**TASK DIRECTIONS:**
Note each line that includes the word "screenshot". Copy those lines.

**MATERIAL:**
_ _ _ _ _
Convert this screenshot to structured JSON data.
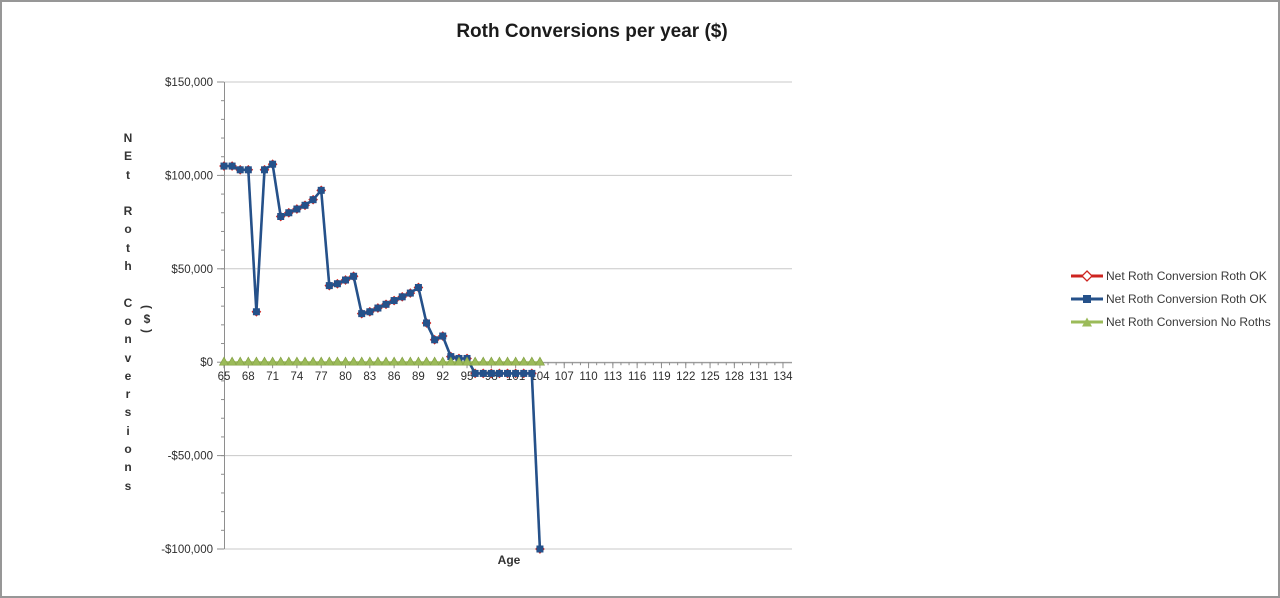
{
  "frame": {
    "background": "#ffffff",
    "border_color": "#979797",
    "grid_color": "#c8c8c8",
    "axis_color": "#8e8e8e",
    "tick_label_color": "#2e2e2e"
  },
  "chart": {
    "title": "Roth Conversions per year ($)",
    "y_axis_title": "NEt Roth Conversions",
    "y_axis_unit": "($)",
    "x_axis_title": "Age"
  },
  "legend": {
    "items": [
      {
        "label": "Net Roth Conversion Roth OK",
        "marker": "diamond",
        "color": "#ce2420"
      },
      {
        "label": "Net Roth Conversion Roth OK",
        "marker": "square",
        "color": "#25518a"
      },
      {
        "label": "Net Roth Conversion No Roths",
        "marker": "triangle",
        "color": "#9bbb59"
      }
    ]
  },
  "chart_data": {
    "type": "line",
    "title": "Roth Conversions per year ($)",
    "xlabel": "Age",
    "ylabel": "NEt Roth Conversions ($)",
    "legend_position": "right",
    "grid": true,
    "ylim": [
      -100000,
      150000
    ],
    "y_minor_step": 10000,
    "x_minor_step": 1,
    "y_ticks": [
      {
        "value": 150000,
        "label": "$150,000"
      },
      {
        "value": 100000,
        "label": "$100,000"
      },
      {
        "value": 50000,
        "label": "$50,000"
      },
      {
        "value": 0,
        "label": "$0"
      },
      {
        "value": -50000,
        "label": "-$50,000"
      },
      {
        "value": -100000,
        "label": "-$100,000"
      }
    ],
    "x_ticks": [
      65,
      68,
      71,
      74,
      77,
      80,
      83,
      86,
      89,
      92,
      95,
      98,
      101,
      104,
      107,
      110,
      113,
      116,
      119,
      122,
      125,
      128,
      131,
      134
    ],
    "x": [
      65,
      66,
      67,
      68,
      69,
      70,
      71,
      72,
      73,
      74,
      75,
      76,
      77,
      78,
      79,
      80,
      81,
      82,
      83,
      84,
      85,
      86,
      87,
      88,
      89,
      90,
      91,
      92,
      93,
      94,
      95,
      96,
      97,
      98,
      99,
      100,
      101,
      102,
      103,
      104
    ],
    "series": [
      {
        "name": "Net Roth Conversion Roth OK",
        "marker": "diamond",
        "color": "#ce2420",
        "values": [
          105000,
          105000,
          103000,
          103000,
          27000,
          103000,
          106000,
          78000,
          80000,
          82000,
          84000,
          87000,
          92000,
          41000,
          42000,
          44000,
          46000,
          26000,
          27000,
          29000,
          31000,
          33000,
          35000,
          37000,
          40000,
          21000,
          12000,
          14000,
          3000,
          2000,
          2000,
          -6000,
          -6000,
          -6000,
          -6000,
          -6000,
          -6000,
          -6000,
          -6000,
          -100000
        ]
      },
      {
        "name": "Net Roth Conversion Roth OK",
        "marker": "square",
        "color": "#25518a",
        "values": [
          105000,
          105000,
          103000,
          103000,
          27000,
          103000,
          106000,
          78000,
          80000,
          82000,
          84000,
          87000,
          92000,
          41000,
          42000,
          44000,
          46000,
          26000,
          27000,
          29000,
          31000,
          33000,
          35000,
          37000,
          40000,
          21000,
          12000,
          14000,
          3000,
          2000,
          2000,
          -6000,
          -6000,
          -6000,
          -6000,
          -6000,
          -6000,
          -6000,
          -6000,
          -100000
        ]
      },
      {
        "name": "Net Roth Conversion No Roths",
        "marker": "triangle",
        "color": "#9bbb59",
        "values": [
          0,
          0,
          0,
          0,
          0,
          0,
          0,
          0,
          0,
          0,
          0,
          0,
          0,
          0,
          0,
          0,
          0,
          0,
          0,
          0,
          0,
          0,
          0,
          0,
          0,
          0,
          0,
          0,
          0,
          0,
          0,
          0,
          0,
          0,
          0,
          0,
          0,
          0,
          0,
          0
        ]
      }
    ]
  }
}
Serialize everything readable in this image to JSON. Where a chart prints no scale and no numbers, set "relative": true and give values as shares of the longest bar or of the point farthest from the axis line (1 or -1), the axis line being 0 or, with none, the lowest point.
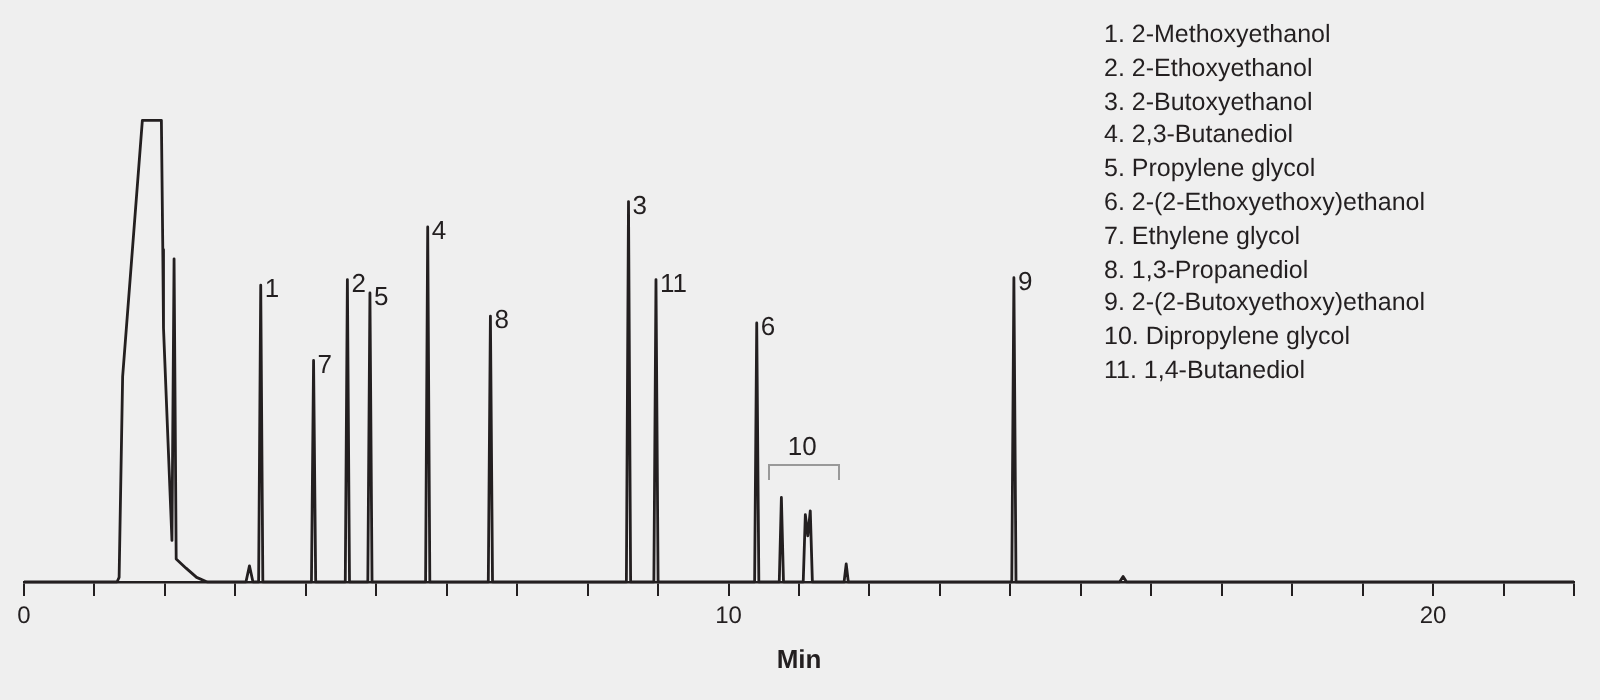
{
  "chart_data": {
    "type": "line",
    "relative": true,
    "xlabel": "Min",
    "xlim": [
      0,
      22
    ],
    "xticks": [
      0,
      {
        "value": 1,
        "label": null
      },
      {
        "value": 2,
        "label": null
      },
      {
        "value": 3,
        "label": null
      },
      {
        "value": 4,
        "label": null
      },
      {
        "value": 5,
        "label": null
      },
      {
        "value": 6,
        "label": null
      },
      {
        "value": 7,
        "label": null
      },
      {
        "value": 8,
        "label": null
      },
      {
        "value": 9,
        "label": null
      },
      10,
      {
        "value": 11,
        "label": null
      },
      {
        "value": 12,
        "label": null
      },
      {
        "value": 13,
        "label": null
      },
      {
        "value": 14,
        "label": null
      },
      {
        "value": 15,
        "label": null
      },
      {
        "value": 16,
        "label": null
      },
      {
        "value": 17,
        "label": null
      },
      {
        "value": 18,
        "label": null
      },
      {
        "value": 19,
        "label": null
      },
      20,
      {
        "value": 21,
        "label": null
      },
      {
        "value": 22,
        "label": null
      }
    ],
    "grid": false,
    "legend": false,
    "marker": "none",
    "line_style": "solid",
    "series": [
      {
        "color": "#231f20",
        "x": [
          0,
          1.32,
          1.35,
          1.4,
          1.68,
          1.95,
          1.97,
          1.98,
          2.1,
          2.13,
          2.16,
          2.3,
          2.45,
          2.6,
          3.15,
          3.2,
          3.25,
          3.33,
          3.36,
          3.39,
          4.08,
          4.11,
          4.14,
          4.56,
          4.59,
          4.62,
          4.88,
          4.91,
          4.94,
          5.7,
          5.73,
          5.76,
          6.59,
          6.62,
          6.65,
          8.55,
          8.58,
          8.61,
          8.94,
          8.97,
          9.0,
          10.37,
          10.4,
          10.43,
          10.72,
          10.75,
          10.78,
          11.06,
          11.09,
          11.125,
          11.16,
          11.19,
          11.64,
          11.67,
          11.7,
          14.02,
          14.05,
          14.08,
          15.55,
          15.6,
          15.65,
          22
        ],
        "values": [
          0,
          0,
          0.01,
          0.445,
          1,
          1,
          0.72,
          0.55,
          0.09,
          0.7,
          0.05,
          0.03,
          0.01,
          0,
          0,
          0.035,
          0,
          0,
          0.643,
          0,
          0,
          0.48,
          0,
          0,
          0.655,
          0,
          0,
          0.626,
          0,
          0,
          0.769,
          0,
          0,
          0.576,
          0,
          0,
          0.824,
          0,
          0,
          0.655,
          0,
          0,
          0.561,
          0,
          0,
          0.183,
          0,
          0,
          0.146,
          0.1,
          0.154,
          0,
          0,
          0.039,
          0,
          0,
          0.659,
          0,
          0,
          0.012,
          0,
          0
        ]
      }
    ],
    "annotations": [
      {
        "text": "1",
        "x": 3.36,
        "y": 0.643
      },
      {
        "text": "7",
        "x": 4.11,
        "y": 0.48
      },
      {
        "text": "2",
        "x": 4.59,
        "y": 0.655
      },
      {
        "text": "5",
        "x": 4.91,
        "y": 0.626
      },
      {
        "text": "4",
        "x": 5.73,
        "y": 0.769
      },
      {
        "text": "8",
        "x": 6.62,
        "y": 0.576
      },
      {
        "text": "3",
        "x": 8.58,
        "y": 0.824
      },
      {
        "text": "11",
        "x": 8.97,
        "y": 0.655
      },
      {
        "text": "6",
        "x": 10.4,
        "y": 0.561
      },
      {
        "text": "10",
        "x": 11.16,
        "y": 0.154
      },
      {
        "text": "9",
        "x": 14.05,
        "y": 0.659
      },
      "1. 2-Methoxyethanol",
      "2. 2-Ethoxyethanol",
      "3. 2-Butoxyethanol",
      "4. 2,3-Butanediol",
      "5. Propylene glycol",
      "6. 2-(2-Ethoxyethoxy)ethanol",
      "7. Ethylene glycol",
      "8. 1,3-Propanediol",
      "9. 2-(2-Butoxyethoxy)ethanol",
      "10. Dipropylene glycol",
      "11. 1,4-Butanediol"
    ]
  }
}
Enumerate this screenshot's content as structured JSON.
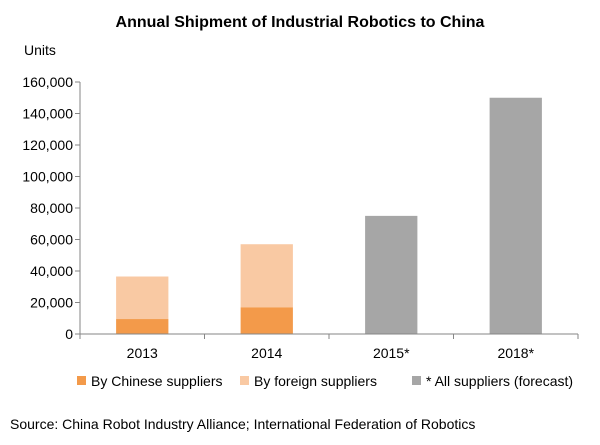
{
  "chart_data": {
    "type": "bar",
    "stacked": true,
    "title": "Annual Shipment of Industrial Robotics to China",
    "ylabel": "Units",
    "xlabel": "",
    "categories": [
      "2013",
      "2014",
      "2015*",
      "2018*"
    ],
    "series": [
      {
        "name": "By Chinese suppliers",
        "values": [
          9500,
          17000,
          null,
          null
        ],
        "color": "#F39A4A"
      },
      {
        "name": "By foreign suppliers",
        "values": [
          27000,
          40000,
          null,
          null
        ],
        "color": "#F9C9A3"
      },
      {
        "name": "* All suppliers (forecast)",
        "values": [
          null,
          null,
          75000,
          150000
        ],
        "color": "#A6A6A6"
      }
    ],
    "ylim": [
      0,
      160000
    ],
    "yticks": [
      "0",
      "20,000",
      "40,000",
      "60,000",
      "80,000",
      "100,000",
      "120,000",
      "140,000",
      "160,000"
    ],
    "grid": false,
    "legend_position": "bottom"
  },
  "source_text": "Source: China Robot Industry Alliance; International Federation of Robotics"
}
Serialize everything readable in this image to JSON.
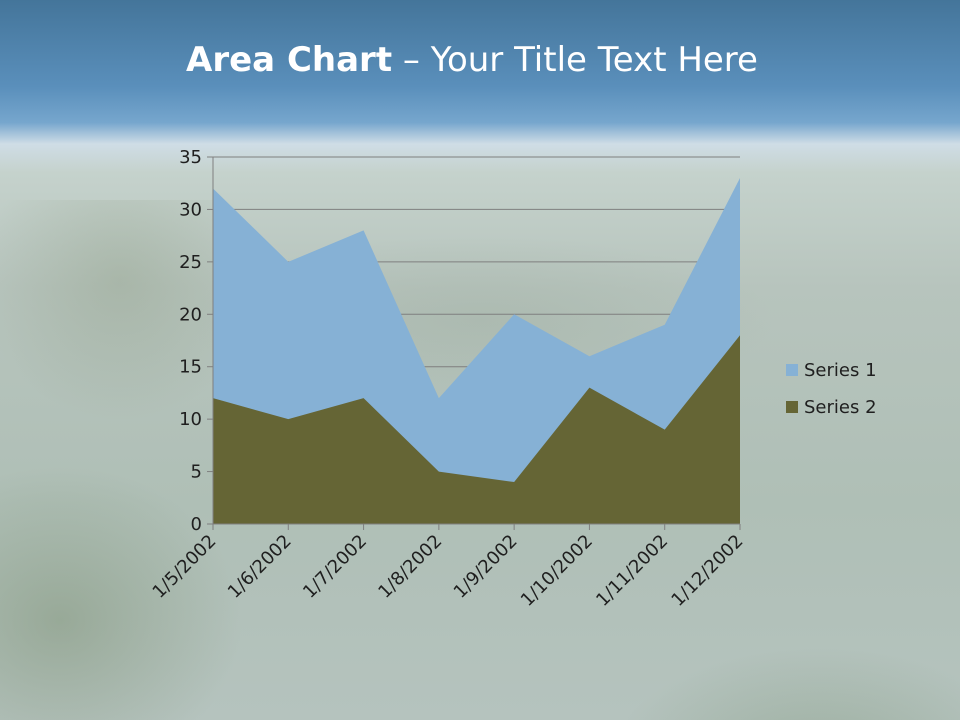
_ _ _ _ _
**TASK RESPONSE:**
Convert this screenshot to structured JSON data.
Enumerate this screenshot's content as structured JSON.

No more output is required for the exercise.